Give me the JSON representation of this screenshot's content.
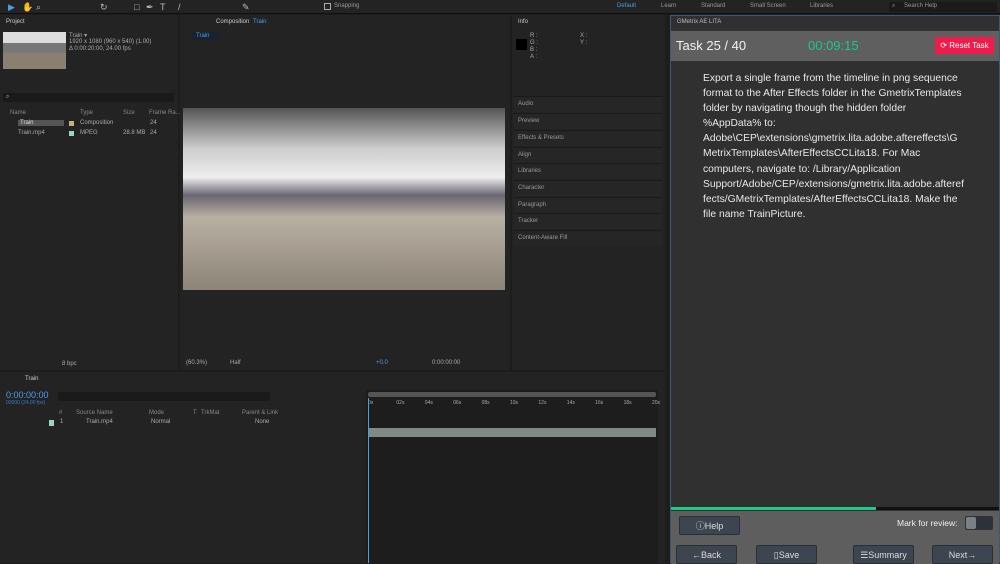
{
  "toolbar": {
    "snapping": "Snapping",
    "workspaces": [
      "Default",
      "Learn",
      "Standard",
      "Small Screen",
      "Libraries"
    ],
    "search_placeholder": "Search Help"
  },
  "project": {
    "title": "Project",
    "comp_name": "Train ▾",
    "comp_dims": "1920 x 1080  (960 x 540) (1.00)",
    "comp_duration": "Δ 0:00:20:00, 24.00 fps",
    "bpc": "8 bpc",
    "columns": [
      "Name",
      "Type",
      "Size",
      "Frame Ra..."
    ],
    "items": [
      {
        "name": "Train",
        "type": "Composition",
        "size": "",
        "fps": "24",
        "color": "#c9b07a"
      },
      {
        "name": "Train.mp4",
        "type": "MPEG",
        "size": "28.8 MB",
        "fps": "24",
        "color": "#9ad5c8"
      }
    ]
  },
  "composition": {
    "title": "Composition",
    "comp": "Train",
    "tab": "Train",
    "zoom": "(60.3%)",
    "resolution": "Half",
    "exposure": "+0.0",
    "timecode": "0:00:00:00"
  },
  "info": {
    "title": "Info",
    "labels": [
      "R :",
      "G :",
      "B :",
      "A :"
    ],
    "xy": [
      "X :",
      "Y :"
    ]
  },
  "side_panels": [
    "Audio",
    "Preview",
    "Effects & Presets",
    "Align",
    "Libraries",
    "Character",
    "Paragraph",
    "Tracker",
    "Content-Aware Fill"
  ],
  "timeline": {
    "tab": "Train",
    "timecode": "0:00:00:00",
    "frames": "00000 (24.00 fps)",
    "columns": [
      "#",
      "Source Name",
      "Mode",
      "T",
      "TrkMat",
      "Parent & Link"
    ],
    "layer": {
      "index": "1",
      "name": "Train.mp4",
      "mode": "Normal",
      "parent": "None"
    },
    "ticks": [
      "0s",
      "02s",
      "04s",
      "06s",
      "08s",
      "10s",
      "12s",
      "14s",
      "16s",
      "18s",
      "20s"
    ]
  },
  "gmetrix": {
    "title": "GMetrix AE LITA",
    "task": "Task 25 / 40",
    "timer": "00:09:15",
    "reset": "Reset Task",
    "instructions": "Export a single frame from the timeline in png sequence format to the After Effects folder in the GmetrixTemplates folder by navigating though the hidden folder %AppData% to: Adobe\\CEP\\extensions\\gmetrix.lita.adobe.aftereffects\\GMetrixTemplates\\AfterEffectsCCLita18. For Mac computers, navigate to: /Library/Application Support/Adobe/CEP/extensions/gmetrix.lita.adobe.aftereffects/GMetrixTemplates/AfterEffectsCCLita18. Make the file name TrainPicture.",
    "progress": 0.625,
    "help": "Help",
    "mark_review": "Mark for review:",
    "back": "Back",
    "save": "Save",
    "summary": "Summary",
    "next": "Next",
    "accent": "#1dc888",
    "reset_color": "#ee1c4a"
  }
}
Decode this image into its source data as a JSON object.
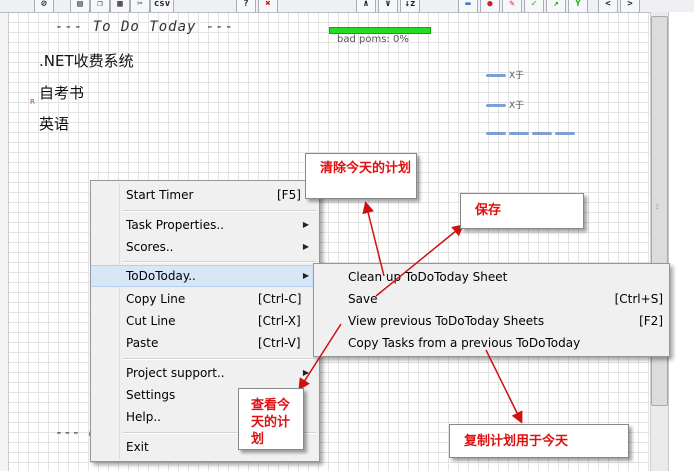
{
  "toolbar": {
    "buttons": [
      {
        "name": "timer-button",
        "glyph": "⊘"
      },
      {
        "name": "new-button",
        "glyph": "▤"
      },
      {
        "name": "copy-button",
        "glyph": "❐"
      },
      {
        "name": "save-button",
        "glyph": "▦"
      },
      {
        "name": "cut-button",
        "glyph": "✂"
      },
      {
        "name": "csv-button",
        "glyph": "csv"
      },
      {
        "name": "help-button",
        "glyph": "?"
      },
      {
        "name": "tools-button",
        "glyph": "✖"
      },
      {
        "name": "sort-button",
        "glyph": "∧"
      },
      {
        "name": "sort-desc-button",
        "glyph": "∨"
      },
      {
        "name": "sort-az-button",
        "glyph": "↓z"
      },
      {
        "name": "stack-button",
        "glyph": "▬"
      },
      {
        "name": "tomato-button",
        "glyph": "●"
      },
      {
        "name": "pin-button",
        "glyph": "✎"
      },
      {
        "name": "check-button",
        "glyph": "✓"
      },
      {
        "name": "arrow-button",
        "glyph": "↗"
      },
      {
        "name": "fork-button",
        "glyph": "Y"
      },
      {
        "name": "prev-button",
        "glyph": "<"
      },
      {
        "name": "next-button",
        "glyph": ">"
      }
    ]
  },
  "sheet": {
    "heading": "--- To Do Today ---",
    "heading_bottom": "--- U",
    "tasks": [
      ".NET收费系统",
      "自考书",
      "英语"
    ],
    "bad_poms": "bad poms: 0%",
    "marks": [
      "X于",
      "X于"
    ]
  },
  "main_menu": {
    "start_timer": "Start Timer",
    "start_timer_key": "[F5]",
    "task_properties": "Task Properties..",
    "scores": "Scores..",
    "todotoday": "ToDoToday..",
    "copy_line": "Copy Line",
    "copy_line_key": "[Ctrl-C]",
    "cut_line": "Cut Line",
    "cut_line_key": "[Ctrl-X]",
    "paste": "Paste",
    "paste_key": "[Ctrl-V]",
    "project_support": "Project support..",
    "settings": "Settings",
    "help": "Help..",
    "exit": "Exit"
  },
  "sub_menu": {
    "clean_up": "Clean up ToDoToday Sheet",
    "save": "Save",
    "save_key": "[Ctrl+S]",
    "view_previous": "View previous ToDoToday Sheets",
    "view_previous_key": "[F2]",
    "copy_tasks": "Copy Tasks from a previous ToDoToday"
  },
  "callouts": {
    "clear": "清除今天的计划",
    "save": "保存",
    "view": "查看今天的计划",
    "copy": "复制计划用于今天"
  },
  "colors": {
    "callout_text": "#e01010",
    "progress": "#22dd22",
    "highlight": "#d8e7f8"
  }
}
◆ ◆ ◆ ◆ ◆
* DIRECTIVE: Copy every entry word for word, but omit the pictures.

* TASK SOLUTION:
Give me the JSON representation of this screenshot's content.
{
  "toolbar": {
    "snapping": "Snapping",
    "workspaces": [
      "Default",
      "Learn",
      "Standard",
      "Small Screen",
      "Libraries"
    ],
    "search_placeholder": "Search Help"
  },
  "project": {
    "title": "Project",
    "comp_name": "Train ▾",
    "comp_dims": "1920 x 1080  (960 x 540) (1.00)",
    "comp_duration": "Δ 0:00:20:00, 24.00 fps",
    "bpc": "8 bpc",
    "columns": [
      "Name",
      "Type",
      "Size",
      "Frame Ra..."
    ],
    "items": [
      {
        "name": "Train",
        "type": "Composition",
        "size": "",
        "fps": "24",
        "color": "#c9b07a"
      },
      {
        "name": "Train.mp4",
        "type": "MPEG",
        "size": "28.8 MB",
        "fps": "24",
        "color": "#9ad5c8"
      }
    ]
  },
  "composition": {
    "title": "Composition",
    "comp": "Train",
    "tab": "Train",
    "zoom": "(60.3%)",
    "resolution": "Half",
    "exposure": "+0.0",
    "timecode": "0:00:00:00"
  },
  "info": {
    "title": "Info",
    "labels": [
      "R :",
      "G :",
      "B :",
      "A :"
    ],
    "xy": [
      "X :",
      "Y :"
    ]
  },
  "side_panels": [
    "Audio",
    "Preview",
    "Effects & Presets",
    "Align",
    "Libraries",
    "Character",
    "Paragraph",
    "Tracker",
    "Content-Aware Fill"
  ],
  "timeline": {
    "tab": "Train",
    "timecode": "0:00:00:00",
    "frames": "00000 (24.00 fps)",
    "columns": [
      "#",
      "Source Name",
      "Mode",
      "T",
      "TrkMat",
      "Parent & Link"
    ],
    "layer": {
      "index": "1",
      "name": "Train.mp4",
      "mode": "Normal",
      "parent": "None"
    },
    "ticks": [
      "0s",
      "02s",
      "04s",
      "06s",
      "08s",
      "10s",
      "12s",
      "14s",
      "16s",
      "18s",
      "20s"
    ]
  },
  "gmetrix": {
    "title": "GMetrix AE LITA",
    "task": "Task 25 / 40",
    "timer": "00:09:15",
    "reset": "Reset Task",
    "instructions": "Export a single frame from the timeline in png sequence format to the After Effects folder in the GmetrixTemplates folder by navigating though the hidden folder %AppData% to: Adobe\\CEP\\extensions\\gmetrix.lita.adobe.aftereffects\\GMetrixTemplates\\AfterEffectsCCLita18. For Mac computers, navigate to: /Library/Application Support/Adobe/CEP/extensions/gmetrix.lita.adobe.aftereffects/GMetrixTemplates/AfterEffectsCCLita18. Make the file name TrainPicture.",
    "progress": 0.625,
    "help": "Help",
    "mark_review": "Mark for review:",
    "back": "Back",
    "save": "Save",
    "summary": "Summary",
    "next": "Next",
    "accent": "#1dc888",
    "reset_color": "#ee1c4a"
  }
}
Decode this image into its source data as a JSON object.
{
  "toolbar": {
    "buttons": [
      {
        "name": "timer-button",
        "glyph": "⊘"
      },
      {
        "name": "new-button",
        "glyph": "▤"
      },
      {
        "name": "copy-button",
        "glyph": "❐"
      },
      {
        "name": "save-button",
        "glyph": "▦"
      },
      {
        "name": "cut-button",
        "glyph": "✂"
      },
      {
        "name": "csv-button",
        "glyph": "csv"
      },
      {
        "name": "help-button",
        "glyph": "?"
      },
      {
        "name": "tools-button",
        "glyph": "✖"
      },
      {
        "name": "sort-button",
        "glyph": "∧"
      },
      {
        "name": "sort-desc-button",
        "glyph": "∨"
      },
      {
        "name": "sort-az-button",
        "glyph": "↓z"
      },
      {
        "name": "stack-button",
        "glyph": "▬"
      },
      {
        "name": "tomato-button",
        "glyph": "●"
      },
      {
        "name": "pin-button",
        "glyph": "✎"
      },
      {
        "name": "check-button",
        "glyph": "✓"
      },
      {
        "name": "arrow-button",
        "glyph": "↗"
      },
      {
        "name": "fork-button",
        "glyph": "Y"
      },
      {
        "name": "prev-button",
        "glyph": "<"
      },
      {
        "name": "next-button",
        "glyph": ">"
      }
    ]
  },
  "sheet": {
    "heading": "--- To Do Today ---",
    "heading_bottom": "--- U",
    "tasks": [
      ".NET收费系统",
      "自考书",
      "英语"
    ],
    "bad_poms": "bad poms: 0%",
    "marks": [
      "X于",
      "X于"
    ]
  },
  "main_menu": {
    "start_timer": "Start Timer",
    "start_timer_key": "[F5]",
    "task_properties": "Task Properties..",
    "scores": "Scores..",
    "todotoday": "ToDoToday..",
    "copy_line": "Copy Line",
    "copy_line_key": "[Ctrl-C]",
    "cut_line": "Cut Line",
    "cut_line_key": "[Ctrl-X]",
    "paste": "Paste",
    "paste_key": "[Ctrl-V]",
    "project_support": "Project support..",
    "settings": "Settings",
    "help": "Help..",
    "exit": "Exit"
  },
  "sub_menu": {
    "clean_up": "Clean up ToDoToday Sheet",
    "save": "Save",
    "save_key": "[Ctrl+S]",
    "view_previous": "View previous ToDoToday Sheets",
    "view_previous_key": "[F2]",
    "copy_tasks": "Copy Tasks from a previous ToDoToday"
  },
  "callouts": {
    "clear": "清除今天的计划",
    "save": "保存",
    "view": "查看今天的计划",
    "copy": "复制计划用于今天"
  },
  "colors": {
    "callout_text": "#e01010",
    "progress": "#22dd22",
    "highlight": "#d8e7f8"
  }
}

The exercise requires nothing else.